(Raw records)
____

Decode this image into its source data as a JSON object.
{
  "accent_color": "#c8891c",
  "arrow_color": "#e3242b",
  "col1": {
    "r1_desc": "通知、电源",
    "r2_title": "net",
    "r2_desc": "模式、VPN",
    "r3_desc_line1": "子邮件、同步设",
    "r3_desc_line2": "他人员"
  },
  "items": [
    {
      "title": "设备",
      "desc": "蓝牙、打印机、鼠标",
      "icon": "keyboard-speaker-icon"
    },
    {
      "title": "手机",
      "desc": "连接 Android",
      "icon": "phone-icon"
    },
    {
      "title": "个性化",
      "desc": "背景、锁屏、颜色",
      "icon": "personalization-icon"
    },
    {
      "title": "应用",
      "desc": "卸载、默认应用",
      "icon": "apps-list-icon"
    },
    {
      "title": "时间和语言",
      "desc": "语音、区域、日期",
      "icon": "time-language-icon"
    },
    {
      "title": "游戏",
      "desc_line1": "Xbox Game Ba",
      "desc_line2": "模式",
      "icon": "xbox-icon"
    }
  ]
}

____

• [What is being asked] Scan the entries above. Copy each line that has the string "icon".

• [In response]
      "icon": "keyboard-speaker-icon"
      "icon": "phone-icon"
      "icon": "personalization-icon"
      "icon": "apps-list-icon"
      "icon": "time-language-icon"
      "icon": "xbox-icon"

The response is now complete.